YOUR INSTRUCTIONS
Gather every line that includes the word "Yargı", please.

*** SOURCE DATA

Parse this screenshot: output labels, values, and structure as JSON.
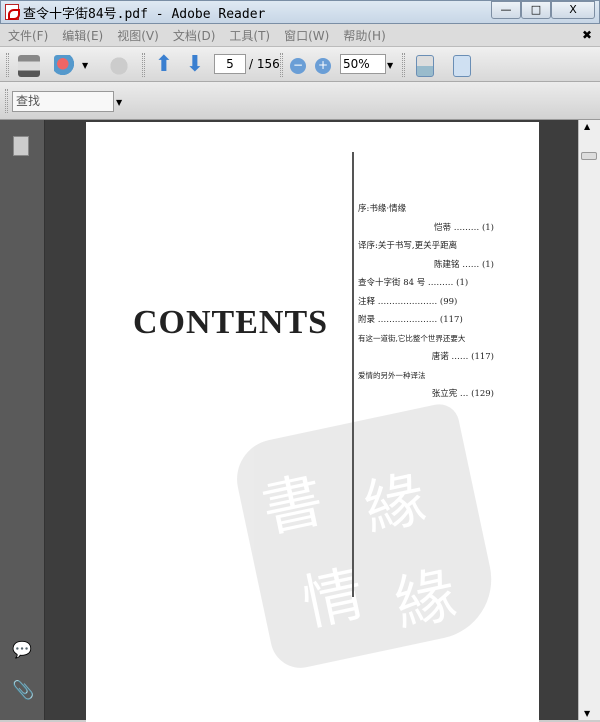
{
  "window": {
    "title": "查令十字街84号.pdf - Adobe Reader",
    "min": "—",
    "max": "□",
    "close": "X"
  },
  "menu": [
    "文件(F)",
    "编辑(E)",
    "视图(V)",
    "文档(D)",
    "工具(T)",
    "窗口(W)",
    "帮助(H)"
  ],
  "menu_close": "✖",
  "toolbar": {
    "page_current": "5",
    "page_total": "/ 156",
    "zoom": "50%"
  },
  "find": {
    "placeholder": "查找"
  },
  "page": {
    "heading": "CONTENTS",
    "toc": [
      {
        "text": "序:书缘·情缘",
        "right": ""
      },
      {
        "text": "",
        "right": "恺蒂 ……… (1)"
      },
      {
        "text": "译序:关于书写,更关乎距离",
        "right": ""
      },
      {
        "text": "",
        "right": "陈建铭 …… (1)"
      },
      {
        "text": "查令十字街 84 号 ……… (1)",
        "right": ""
      },
      {
        "text": "注释 ………………… (99)",
        "right": ""
      },
      {
        "text": "附录 ………………… (117)",
        "right": ""
      },
      {
        "text": "有这一道街,它比整个世界还要大",
        "right": ""
      },
      {
        "text": "",
        "right": "唐诺 …… (117)"
      },
      {
        "text": "爱情的另外一种译法",
        "right": ""
      },
      {
        "text": "",
        "right": "张立宪 … (129)"
      }
    ]
  }
}
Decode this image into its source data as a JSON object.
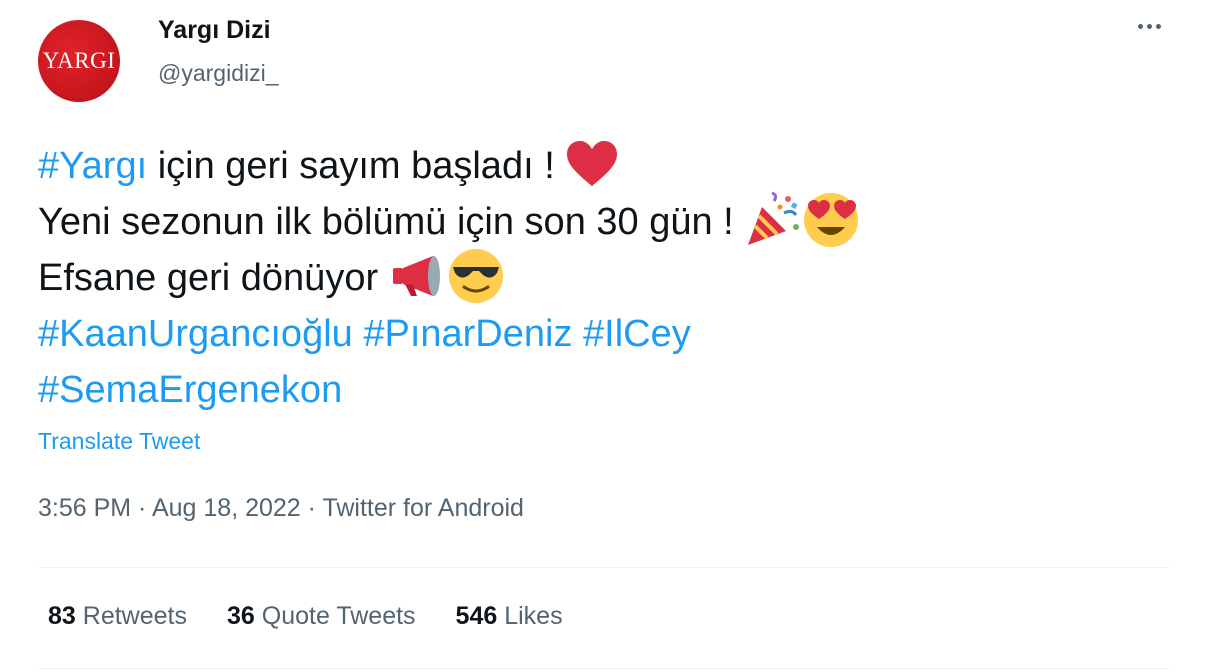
{
  "author": {
    "avatar_text": "YARGI",
    "display_name": "Yargı Dizi",
    "handle": "@yargidizi_"
  },
  "tweet": {
    "line1": {
      "hashtag": "#Yargı",
      "text": " için geri sayım başladı ! "
    },
    "line2": {
      "text": "Yeni sezonun ilk bölümü için son 30 gün ! "
    },
    "line3": {
      "text": "Efsane geri dönüyor "
    },
    "hashtags_line4": [
      "#KaanUrgancıoğlu",
      "#PınarDeniz",
      "#IlCey"
    ],
    "hashtags_line5": [
      "#SemaErgenekon"
    ],
    "emojis": {
      "line1": [
        "red-heart-icon"
      ],
      "line2": [
        "party-popper-icon",
        "heart-eyes-face-icon"
      ],
      "line3": [
        "megaphone-icon",
        "sunglasses-face-icon"
      ]
    }
  },
  "translate_label": "Translate Tweet",
  "meta": {
    "time": "3:56 PM",
    "separator": " · ",
    "date": "Aug 18, 2022",
    "source": "Twitter for Android"
  },
  "stats": {
    "retweets": {
      "count": "83",
      "label": "Retweets"
    },
    "quotes": {
      "count": "36",
      "label": "Quote Tweets"
    },
    "likes": {
      "count": "546",
      "label": "Likes"
    }
  },
  "colors": {
    "link": "#1d9bf0",
    "text": "#0f1419",
    "secondary": "#536471",
    "avatar_red": "#c4161c"
  }
}
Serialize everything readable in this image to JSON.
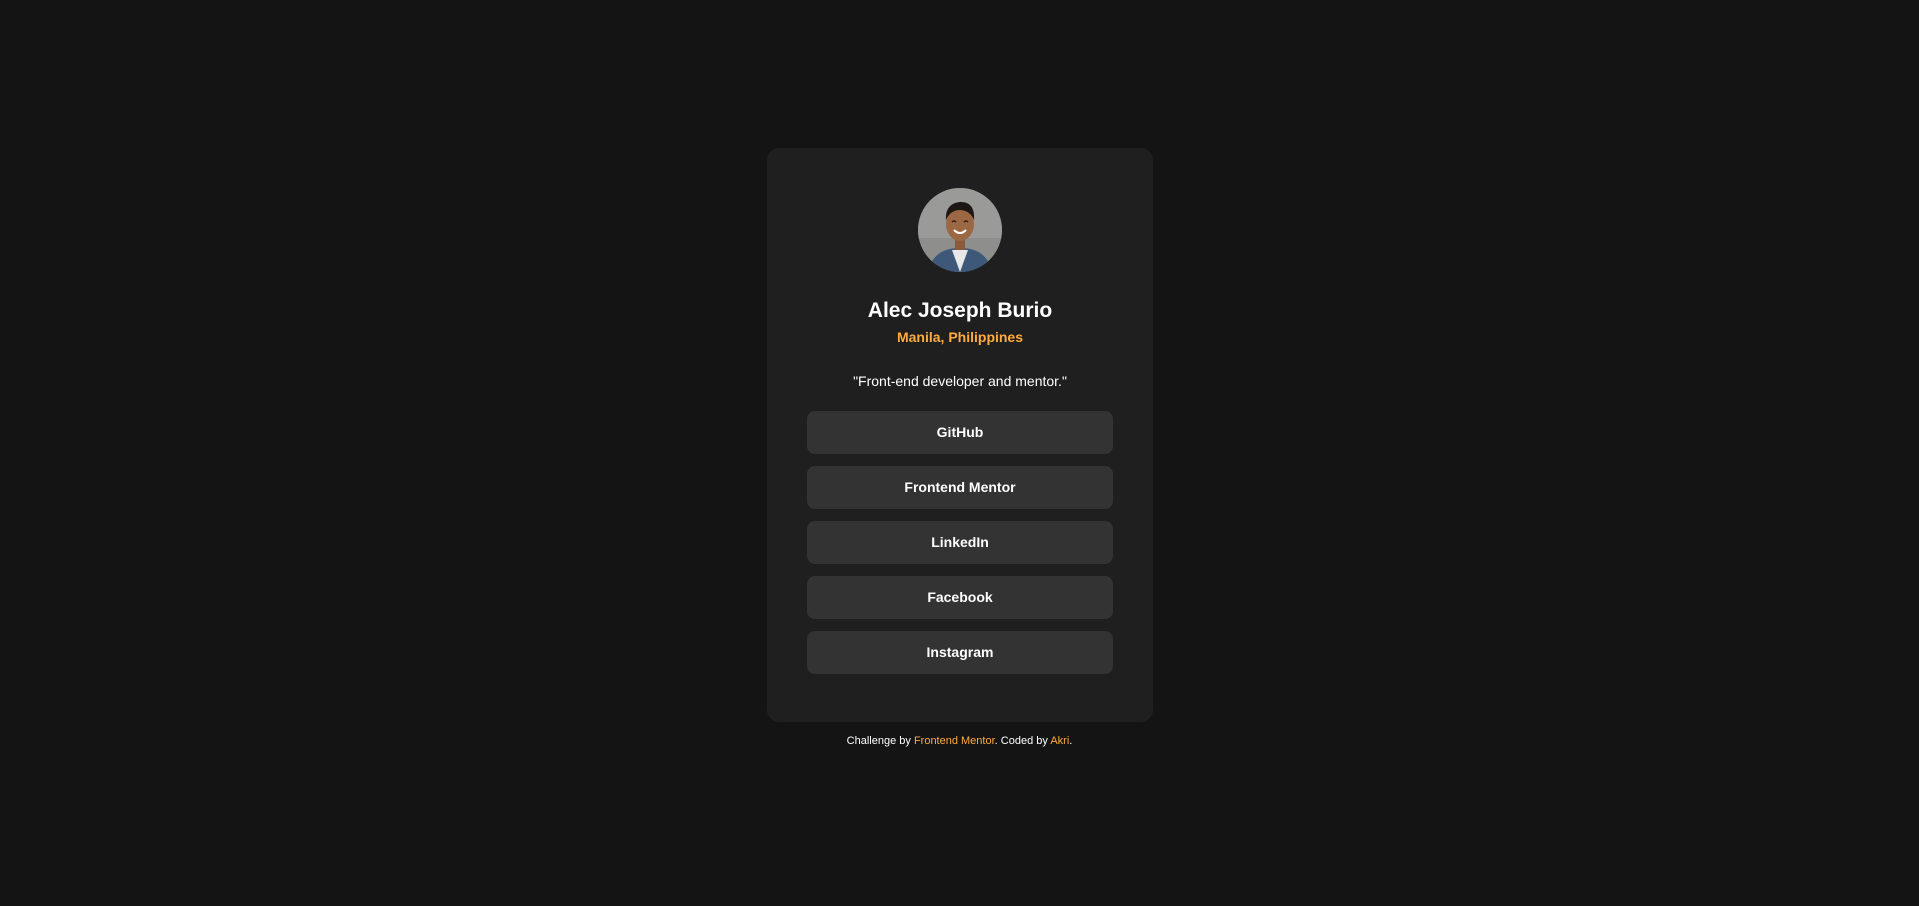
{
  "profile": {
    "avatar_icon": "profile-photo",
    "name": "Alec Joseph Burio",
    "location": "Manila, Philippines",
    "bio": "\"Front-end developer and mentor.\""
  },
  "links": [
    {
      "label": "GitHub"
    },
    {
      "label": "Frontend Mentor"
    },
    {
      "label": "LinkedIn"
    },
    {
      "label": "Facebook"
    },
    {
      "label": "Instagram"
    }
  ],
  "footer": {
    "prefix": "Challenge by ",
    "challenge_link": "Frontend Mentor",
    "middle": ". Coded by ",
    "author_link": "Akri",
    "suffix": "."
  },
  "colors": {
    "page_background": "#141414",
    "card_background": "#1f1f1f",
    "button_background": "#333333",
    "accent": "#ffab40",
    "text": "#ffffff"
  }
}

******

OUTPUT OF THE TASK
    "display_name": "Yargı Dizi",
      "hashtag": "#Yargı",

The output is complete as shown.